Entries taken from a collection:
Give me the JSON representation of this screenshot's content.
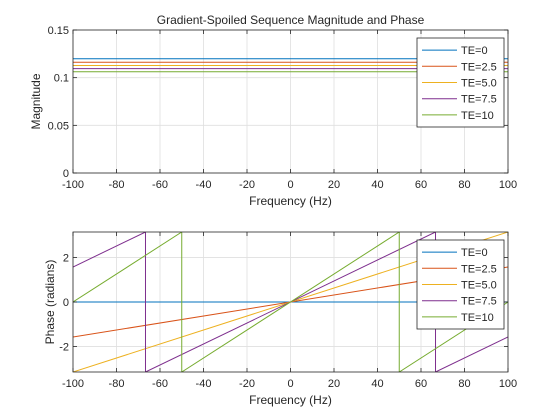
{
  "chart_data": [
    {
      "type": "line",
      "title": "Gradient-Spoiled Sequence Magnitude and Phase",
      "xlabel": "Frequency (Hz)",
      "ylabel": "Magnitude",
      "xlim": [
        -100,
        100
      ],
      "ylim": [
        0,
        0.15
      ],
      "xticks": [
        -100,
        -80,
        -60,
        -40,
        -20,
        0,
        20,
        40,
        60,
        80,
        100
      ],
      "xtick_labels": [
        "-100",
        "-80",
        "-60",
        "-40",
        "-20",
        "0",
        "20",
        "40",
        "60",
        "80",
        "100"
      ],
      "yticks": [
        0,
        0.05,
        0.1,
        0.15
      ],
      "ytick_labels": [
        "0",
        "0.05",
        "0.1",
        "0.15"
      ],
      "grid": true,
      "legend_position": "top-right",
      "series": [
        {
          "name": "TE=0",
          "color": "#0072BD",
          "x": [
            -100,
            100
          ],
          "y": [
            0.1198,
            0.1198
          ]
        },
        {
          "name": "TE=2.5",
          "color": "#D95319",
          "x": [
            -100,
            100
          ],
          "y": [
            0.1162,
            0.1162
          ]
        },
        {
          "name": "TE=5.0",
          "color": "#EDB120",
          "x": [
            -100,
            100
          ],
          "y": [
            0.1128,
            0.1128
          ]
        },
        {
          "name": "TE=7.5",
          "color": "#7E2F8E",
          "x": [
            -100,
            100
          ],
          "y": [
            0.1095,
            0.1095
          ]
        },
        {
          "name": "TE=10",
          "color": "#77AC30",
          "x": [
            -100,
            100
          ],
          "y": [
            0.1062,
            0.1062
          ]
        }
      ]
    },
    {
      "type": "line",
      "title": "",
      "xlabel": "Frequency (Hz)",
      "ylabel": "Phase (radians)",
      "xlim": [
        -100,
        100
      ],
      "ylim": [
        -3.1416,
        3.1416
      ],
      "xticks": [
        -100,
        -80,
        -60,
        -40,
        -20,
        0,
        20,
        40,
        60,
        80,
        100
      ],
      "xtick_labels": [
        "-100",
        "-80",
        "-60",
        "-40",
        "-20",
        "0",
        "20",
        "40",
        "60",
        "80",
        "100"
      ],
      "yticks": [
        -2,
        0,
        2
      ],
      "ytick_labels": [
        "-2",
        "0",
        "2"
      ],
      "grid": true,
      "legend_position": "top-right",
      "series": [
        {
          "name": "TE=0",
          "color": "#0072BD",
          "x": [
            -100,
            100
          ],
          "y": [
            0,
            0
          ]
        },
        {
          "name": "TE=2.5",
          "color": "#D95319",
          "x": [
            -100,
            100
          ],
          "y": [
            -1.5708,
            1.5708
          ]
        },
        {
          "name": "TE=5.0",
          "color": "#EDB120",
          "x": [
            -100,
            100
          ],
          "y": [
            -3.1416,
            3.1416
          ]
        },
        {
          "name": "TE=7.5",
          "color": "#7E2F8E",
          "x": [
            -100,
            -66.67,
            -66.67,
            66.67,
            66.67,
            100
          ],
          "y": [
            1.5708,
            3.1416,
            -3.1416,
            3.1416,
            -3.1416,
            -1.5708
          ]
        },
        {
          "name": "TE=10",
          "color": "#77AC30",
          "x": [
            -100,
            -50,
            -50,
            50,
            50,
            100
          ],
          "y": [
            0,
            3.1416,
            -3.1416,
            3.1416,
            -3.1416,
            0
          ]
        }
      ]
    }
  ]
}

• **WHAT TO DO**
Output the entries above exactly. Drop the pictures.

• **OUTPUT OF THE EXERCISE**
Give me the JSON representation of this screenshot's content.
{
  "chart_data": [
    {
      "type": "line",
      "title": "Gradient-Spoiled Sequence Magnitude and Phase",
      "xlabel": "Frequency (Hz)",
      "ylabel": "Magnitude",
      "xlim": [
        -100,
        100
      ],
      "ylim": [
        0,
        0.15
      ],
      "xticks": [
        -100,
        -80,
        -60,
        -40,
        -20,
        0,
        20,
        40,
        60,
        80,
        100
      ],
      "xtick_labels": [
        "-100",
        "-80",
        "-60",
        "-40",
        "-20",
        "0",
        "20",
        "40",
        "60",
        "80",
        "100"
      ],
      "yticks": [
        0,
        0.05,
        0.1,
        0.15
      ],
      "ytick_labels": [
        "0",
        "0.05",
        "0.1",
        "0.15"
      ],
      "grid": true,
      "legend_position": "top-right",
      "series": [
        {
          "name": "TE=0",
          "color": "#0072BD",
          "x": [
            -100,
            100
          ],
          "y": [
            0.1198,
            0.1198
          ]
        },
        {
          "name": "TE=2.5",
          "color": "#D95319",
          "x": [
            -100,
            100
          ],
          "y": [
            0.1162,
            0.1162
          ]
        },
        {
          "name": "TE=5.0",
          "color": "#EDB120",
          "x": [
            -100,
            100
          ],
          "y": [
            0.1128,
            0.1128
          ]
        },
        {
          "name": "TE=7.5",
          "color": "#7E2F8E",
          "x": [
            -100,
            100
          ],
          "y": [
            0.1095,
            0.1095
          ]
        },
        {
          "name": "TE=10",
          "color": "#77AC30",
          "x": [
            -100,
            100
          ],
          "y": [
            0.1062,
            0.1062
          ]
        }
      ]
    },
    {
      "type": "line",
      "title": "",
      "xlabel": "Frequency (Hz)",
      "ylabel": "Phase (radians)",
      "xlim": [
        -100,
        100
      ],
      "ylim": [
        -3.1416,
        3.1416
      ],
      "xticks": [
        -100,
        -80,
        -60,
        -40,
        -20,
        0,
        20,
        40,
        60,
        80,
        100
      ],
      "xtick_labels": [
        "-100",
        "-80",
        "-60",
        "-40",
        "-20",
        "0",
        "20",
        "40",
        "60",
        "80",
        "100"
      ],
      "yticks": [
        -2,
        0,
        2
      ],
      "ytick_labels": [
        "-2",
        "0",
        "2"
      ],
      "grid": true,
      "legend_position": "top-right",
      "series": [
        {
          "name": "TE=0",
          "color": "#0072BD",
          "x": [
            -100,
            100
          ],
          "y": [
            0,
            0
          ]
        },
        {
          "name": "TE=2.5",
          "color": "#D95319",
          "x": [
            -100,
            100
          ],
          "y": [
            -1.5708,
            1.5708
          ]
        },
        {
          "name": "TE=5.0",
          "color": "#EDB120",
          "x": [
            -100,
            100
          ],
          "y": [
            -3.1416,
            3.1416
          ]
        },
        {
          "name": "TE=7.5",
          "color": "#7E2F8E",
          "x": [
            -100,
            -66.67,
            -66.67,
            66.67,
            66.67,
            100
          ],
          "y": [
            1.5708,
            3.1416,
            -3.1416,
            3.1416,
            -3.1416,
            -1.5708
          ]
        },
        {
          "name": "TE=10",
          "color": "#77AC30",
          "x": [
            -100,
            -50,
            -50,
            50,
            50,
            100
          ],
          "y": [
            0,
            3.1416,
            -3.1416,
            3.1416,
            -3.1416,
            0
          ]
        }
      ]
    }
  ]
}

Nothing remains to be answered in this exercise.